[start EXTRACTED INFORMATION]

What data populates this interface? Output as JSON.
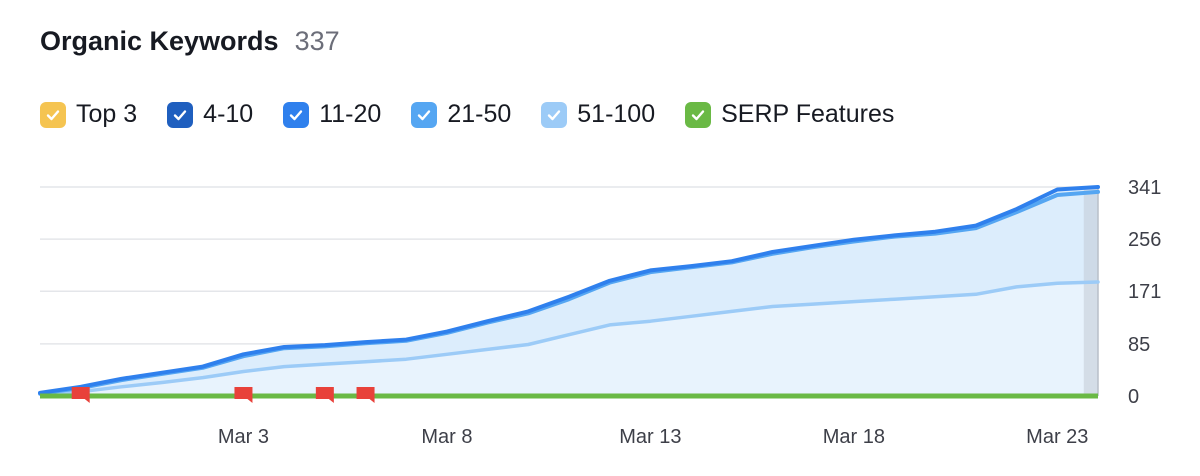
{
  "header": {
    "title": "Organic Keywords",
    "count": "337"
  },
  "legend": [
    {
      "label": "Top 3",
      "color": "#f5c451"
    },
    {
      "label": "4-10",
      "color": "#1f5fbf"
    },
    {
      "label": "11-20",
      "color": "#2f80ed"
    },
    {
      "label": "21-50",
      "color": "#55a6f2"
    },
    {
      "label": "51-100",
      "color": "#9ccbf7"
    },
    {
      "label": "SERP Features",
      "color": "#6ab945"
    }
  ],
  "chart_data": {
    "type": "area",
    "title": "Organic Keywords",
    "x_ticks": [
      "Mar 3",
      "Mar 8",
      "Mar 13",
      "Mar 18",
      "Mar 23"
    ],
    "x_tick_index": [
      5,
      10,
      15,
      20,
      25
    ],
    "y_ticks": [
      0,
      85,
      171,
      256,
      341
    ],
    "ylim": [
      0,
      341
    ],
    "series": [
      {
        "name": "11-20 (cumulative)",
        "color": "#2f80ed",
        "values": [
          5,
          15,
          28,
          38,
          48,
          68,
          80,
          83,
          88,
          92,
          105,
          122,
          138,
          162,
          188,
          205,
          212,
          220,
          235,
          245,
          255,
          262,
          268,
          278,
          305,
          337,
          341
        ]
      },
      {
        "name": "21-50 (cumulative)",
        "color": "#55a6f2",
        "values": [
          4,
          13,
          26,
          36,
          46,
          65,
          78,
          81,
          86,
          90,
          103,
          120,
          135,
          158,
          185,
          202,
          210,
          218,
          232,
          243,
          252,
          260,
          265,
          274,
          300,
          328,
          333
        ]
      },
      {
        "name": "51-100 (cumulative)",
        "color": "#9ccbf7",
        "values": [
          3,
          7,
          15,
          22,
          30,
          40,
          48,
          52,
          56,
          60,
          68,
          76,
          84,
          100,
          116,
          122,
          130,
          138,
          146,
          150,
          154,
          158,
          162,
          166,
          178,
          184,
          186
        ]
      }
    ],
    "serp_features": {
      "name": "SERP Features",
      "color": "#6ab945",
      "value": 0
    },
    "markers": [
      {
        "label": "note",
        "index": 1
      },
      {
        "label": "note",
        "index": 5
      },
      {
        "label": "note",
        "index": 7
      },
      {
        "label": "note",
        "index": 8
      }
    ]
  }
}
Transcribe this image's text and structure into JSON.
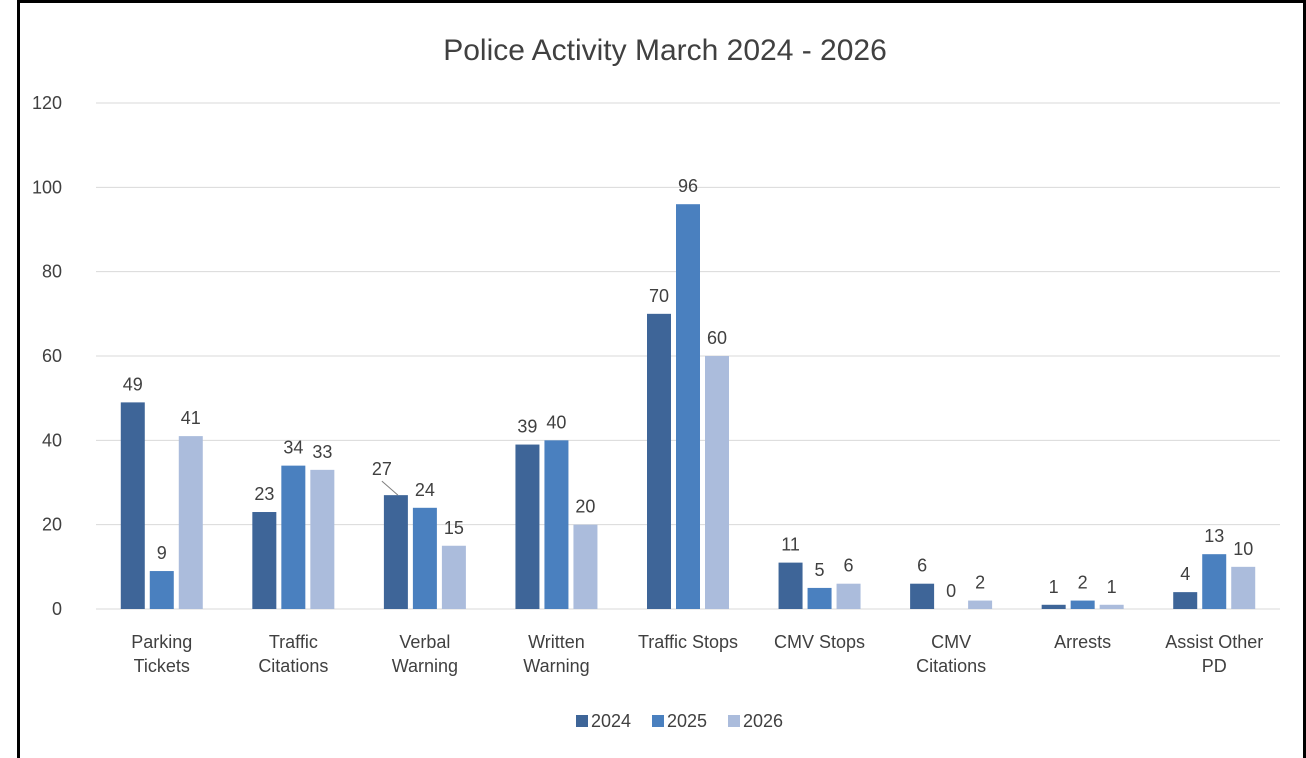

[end EXTRACTED INFORMATION]

Set down the complete material exactly, but do not include the images.

EXERCISE RESPONSE:
What data populates this interface? Output as JSON.
{
  "header": {
    "title": "Organic Keywords",
    "count": "337"
  },
  "legend": [
    {
      "label": "Top 3",
      "color": "#f5c451"
    },
    {
      "label": "4-10",
      "color": "#1f5fbf"
    },
    {
      "label": "11-20",
      "color": "#2f80ed"
    },
    {
      "label": "21-50",
      "color": "#55a6f2"
    },
    {
      "label": "51-100",
      "color": "#9ccbf7"
    },
    {
      "label": "SERP Features",
      "color": "#6ab945"
    }
  ],
  "chart_data": {
    "type": "area",
    "title": "Organic Keywords",
    "x_ticks": [
      "Mar 3",
      "Mar 8",
      "Mar 13",
      "Mar 18",
      "Mar 23"
    ],
    "x_tick_index": [
      5,
      10,
      15,
      20,
      25
    ],
    "y_ticks": [
      0,
      85,
      171,
      256,
      341
    ],
    "ylim": [
      0,
      341
    ],
    "series": [
      {
        "name": "11-20 (cumulative)",
        "color": "#2f80ed",
        "values": [
          5,
          15,
          28,
          38,
          48,
          68,
          80,
          83,
          88,
          92,
          105,
          122,
          138,
          162,
          188,
          205,
          212,
          220,
          235,
          245,
          255,
          262,
          268,
          278,
          305,
          337,
          341
        ]
      },
      {
        "name": "21-50 (cumulative)",
        "color": "#55a6f2",
        "values": [
          4,
          13,
          26,
          36,
          46,
          65,
          78,
          81,
          86,
          90,
          103,
          120,
          135,
          158,
          185,
          202,
          210,
          218,
          232,
          243,
          252,
          260,
          265,
          274,
          300,
          328,
          333
        ]
      },
      {
        "name": "51-100 (cumulative)",
        "color": "#9ccbf7",
        "values": [
          3,
          7,
          15,
          22,
          30,
          40,
          48,
          52,
          56,
          60,
          68,
          76,
          84,
          100,
          116,
          122,
          130,
          138,
          146,
          150,
          154,
          158,
          162,
          166,
          178,
          184,
          186
        ]
      }
    ],
    "serp_features": {
      "name": "SERP Features",
      "color": "#6ab945",
      "value": 0
    },
    "markers": [
      {
        "label": "note",
        "index": 1
      },
      {
        "label": "note",
        "index": 5
      },
      {
        "label": "note",
        "index": 7
      },
      {
        "label": "note",
        "index": 8
      }
    ]
  }
}
Transcribe this image's text and structure into JSON.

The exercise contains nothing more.